▸ **Task instructions**
Restate, word for word, every line of the data.

(Dataset rows about figures)
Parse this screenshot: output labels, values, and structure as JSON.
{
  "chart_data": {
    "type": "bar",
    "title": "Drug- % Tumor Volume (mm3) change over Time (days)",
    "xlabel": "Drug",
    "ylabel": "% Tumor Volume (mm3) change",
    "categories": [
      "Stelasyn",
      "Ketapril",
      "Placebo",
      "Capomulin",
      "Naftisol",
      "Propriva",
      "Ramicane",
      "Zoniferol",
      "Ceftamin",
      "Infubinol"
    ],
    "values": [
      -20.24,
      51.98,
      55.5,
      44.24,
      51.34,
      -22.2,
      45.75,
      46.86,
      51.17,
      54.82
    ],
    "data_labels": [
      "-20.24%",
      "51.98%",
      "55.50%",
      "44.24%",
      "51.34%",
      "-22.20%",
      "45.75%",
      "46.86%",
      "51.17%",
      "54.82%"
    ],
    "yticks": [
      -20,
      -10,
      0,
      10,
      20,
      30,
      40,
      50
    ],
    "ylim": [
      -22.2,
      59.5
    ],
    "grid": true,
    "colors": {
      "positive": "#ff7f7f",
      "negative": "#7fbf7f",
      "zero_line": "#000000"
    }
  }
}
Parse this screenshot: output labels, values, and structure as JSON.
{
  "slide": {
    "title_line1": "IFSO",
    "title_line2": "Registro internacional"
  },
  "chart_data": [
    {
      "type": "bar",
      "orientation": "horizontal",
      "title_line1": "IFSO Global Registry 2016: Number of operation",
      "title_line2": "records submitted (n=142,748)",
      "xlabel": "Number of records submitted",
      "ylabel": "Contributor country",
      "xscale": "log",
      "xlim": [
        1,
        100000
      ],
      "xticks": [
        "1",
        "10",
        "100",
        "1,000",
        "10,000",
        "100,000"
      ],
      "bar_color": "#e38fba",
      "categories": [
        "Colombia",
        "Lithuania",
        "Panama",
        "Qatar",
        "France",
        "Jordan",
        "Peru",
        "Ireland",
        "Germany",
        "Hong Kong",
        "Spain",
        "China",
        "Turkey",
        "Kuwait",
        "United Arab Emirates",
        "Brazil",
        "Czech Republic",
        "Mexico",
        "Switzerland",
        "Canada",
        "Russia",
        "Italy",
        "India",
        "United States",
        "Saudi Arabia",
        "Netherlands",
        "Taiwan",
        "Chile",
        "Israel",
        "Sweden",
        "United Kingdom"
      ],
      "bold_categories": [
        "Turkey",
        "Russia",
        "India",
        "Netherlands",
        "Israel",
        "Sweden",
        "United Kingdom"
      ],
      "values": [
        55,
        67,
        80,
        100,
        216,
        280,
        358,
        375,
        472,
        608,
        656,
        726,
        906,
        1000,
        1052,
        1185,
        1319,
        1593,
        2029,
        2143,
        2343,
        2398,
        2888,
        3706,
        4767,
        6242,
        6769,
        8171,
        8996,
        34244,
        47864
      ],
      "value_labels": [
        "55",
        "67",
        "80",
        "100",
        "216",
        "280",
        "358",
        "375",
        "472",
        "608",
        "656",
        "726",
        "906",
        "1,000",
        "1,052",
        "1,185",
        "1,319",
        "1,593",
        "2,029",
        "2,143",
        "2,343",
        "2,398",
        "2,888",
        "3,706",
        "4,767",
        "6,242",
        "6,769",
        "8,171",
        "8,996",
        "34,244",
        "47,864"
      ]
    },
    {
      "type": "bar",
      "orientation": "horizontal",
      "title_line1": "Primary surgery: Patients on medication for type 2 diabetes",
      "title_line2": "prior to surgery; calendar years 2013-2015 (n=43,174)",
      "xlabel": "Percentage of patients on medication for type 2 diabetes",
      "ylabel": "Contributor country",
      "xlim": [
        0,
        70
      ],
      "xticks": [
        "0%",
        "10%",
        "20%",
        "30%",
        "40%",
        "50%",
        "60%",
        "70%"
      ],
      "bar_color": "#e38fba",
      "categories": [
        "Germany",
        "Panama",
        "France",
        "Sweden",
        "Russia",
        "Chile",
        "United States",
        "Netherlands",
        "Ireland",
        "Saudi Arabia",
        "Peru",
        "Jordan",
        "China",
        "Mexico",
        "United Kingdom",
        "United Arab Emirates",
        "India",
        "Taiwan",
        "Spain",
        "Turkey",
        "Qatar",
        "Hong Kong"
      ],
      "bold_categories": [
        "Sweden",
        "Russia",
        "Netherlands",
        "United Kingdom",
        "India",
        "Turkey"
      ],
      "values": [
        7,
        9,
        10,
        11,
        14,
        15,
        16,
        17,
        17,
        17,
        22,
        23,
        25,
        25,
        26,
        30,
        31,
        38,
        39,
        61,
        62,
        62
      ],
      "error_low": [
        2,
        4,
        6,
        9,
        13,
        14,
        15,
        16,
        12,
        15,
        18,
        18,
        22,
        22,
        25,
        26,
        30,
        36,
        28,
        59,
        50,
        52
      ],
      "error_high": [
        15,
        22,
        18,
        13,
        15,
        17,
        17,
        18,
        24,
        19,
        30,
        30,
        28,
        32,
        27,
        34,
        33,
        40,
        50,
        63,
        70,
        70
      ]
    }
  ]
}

▸ **Response to the exercise**
Parse this screenshot: output labels, values, and structure as JSON.
{
  "chart_data": {
    "type": "bar",
    "title": "Drug- % Tumor Volume (mm3) change over Time (days)",
    "xlabel": "Drug",
    "ylabel": "% Tumor Volume (mm3) change",
    "categories": [
      "Stelasyn",
      "Ketapril",
      "Placebo",
      "Capomulin",
      "Naftisol",
      "Propriva",
      "Ramicane",
      "Zoniferol",
      "Ceftamin",
      "Infubinol"
    ],
    "values": [
      -20.24,
      51.98,
      55.5,
      44.24,
      51.34,
      -22.2,
      45.75,
      46.86,
      51.17,
      54.82
    ],
    "data_labels": [
      "-20.24%",
      "51.98%",
      "55.50%",
      "44.24%",
      "51.34%",
      "-22.20%",
      "45.75%",
      "46.86%",
      "51.17%",
      "54.82%"
    ],
    "yticks": [
      -20,
      -10,
      0,
      10,
      20,
      30,
      40,
      50
    ],
    "ylim": [
      -22.2,
      59.5
    ],
    "grid": true,
    "colors": {
      "positive": "#ff7f7f",
      "negative": "#7fbf7f",
      "zero_line": "#000000"
    }
  }
}
Parse this screenshot: output labels, values, and structure as JSON.
{
  "slide": {
    "title_line1": "IFSO",
    "title_line2": "Registro internacional"
  },
  "chart_data": [
    {
      "type": "bar",
      "orientation": "horizontal",
      "title_line1": "IFSO Global Registry 2016: Number of operation",
      "title_line2": "records submitted (n=142,748)",
      "xlabel": "Number of records submitted",
      "ylabel": "Contributor country",
      "xscale": "log",
      "xlim": [
        1,
        100000
      ],
      "xticks": [
        "1",
        "10",
        "100",
        "1,000",
        "10,000",
        "100,000"
      ],
      "bar_color": "#e38fba",
      "categories": [
        "Colombia",
        "Lithuania",
        "Panama",
        "Qatar",
        "France",
        "Jordan",
        "Peru",
        "Ireland",
        "Germany",
        "Hong Kong",
        "Spain",
        "China",
        "Turkey",
        "Kuwait",
        "United Arab Emirates",
        "Brazil",
        "Czech Republic",
        "Mexico",
        "Switzerland",
        "Canada",
        "Russia",
        "Italy",
        "India",
        "United States",
        "Saudi Arabia",
        "Netherlands",
        "Taiwan",
        "Chile",
        "Israel",
        "Sweden",
        "United Kingdom"
      ],
      "bold_categories": [
        "Turkey",
        "Russia",
        "India",
        "Netherlands",
        "Israel",
        "Sweden",
        "United Kingdom"
      ],
      "values": [
        55,
        67,
        80,
        100,
        216,
        280,
        358,
        375,
        472,
        608,
        656,
        726,
        906,
        1000,
        1052,
        1185,
        1319,
        1593,
        2029,
        2143,
        2343,
        2398,
        2888,
        3706,
        4767,
        6242,
        6769,
        8171,
        8996,
        34244,
        47864
      ],
      "value_labels": [
        "55",
        "67",
        "80",
        "100",
        "216",
        "280",
        "358",
        "375",
        "472",
        "608",
        "656",
        "726",
        "906",
        "1,000",
        "1,052",
        "1,185",
        "1,319",
        "1,593",
        "2,029",
        "2,143",
        "2,343",
        "2,398",
        "2,888",
        "3,706",
        "4,767",
        "6,242",
        "6,769",
        "8,171",
        "8,996",
        "34,244",
        "47,864"
      ]
    },
    {
      "type": "bar",
      "orientation": "horizontal",
      "title_line1": "Primary surgery: Patients on medication for type 2 diabetes",
      "title_line2": "prior to surgery; calendar years 2013-2015 (n=43,174)",
      "xlabel": "Percentage of patients on medication for type 2 diabetes",
      "ylabel": "Contributor country",
      "xlim": [
        0,
        70
      ],
      "xticks": [
        "0%",
        "10%",
        "20%",
        "30%",
        "40%",
        "50%",
        "60%",
        "70%"
      ],
      "bar_color": "#e38fba",
      "categories": [
        "Germany",
        "Panama",
        "France",
        "Sweden",
        "Russia",
        "Chile",
        "United States",
        "Netherlands",
        "Ireland",
        "Saudi Arabia",
        "Peru",
        "Jordan",
        "China",
        "Mexico",
        "United Kingdom",
        "United Arab Emirates",
        "India",
        "Taiwan",
        "Spain",
        "Turkey",
        "Qatar",
        "Hong Kong"
      ],
      "bold_categories": [
        "Sweden",
        "Russia",
        "Netherlands",
        "United Kingdom",
        "India",
        "Turkey"
      ],
      "values": [
        7,
        9,
        10,
        11,
        14,
        15,
        16,
        17,
        17,
        17,
        22,
        23,
        25,
        25,
        26,
        30,
        31,
        38,
        39,
        61,
        62,
        62
      ],
      "error_low": [
        2,
        4,
        6,
        9,
        13,
        14,
        15,
        16,
        12,
        15,
        18,
        18,
        22,
        22,
        25,
        26,
        30,
        36,
        28,
        59,
        50,
        52
      ],
      "error_high": [
        15,
        22,
        18,
        13,
        15,
        17,
        17,
        18,
        24,
        19,
        30,
        30,
        28,
        32,
        27,
        34,
        33,
        40,
        50,
        63,
        70,
        70
      ]
    }
  ]
}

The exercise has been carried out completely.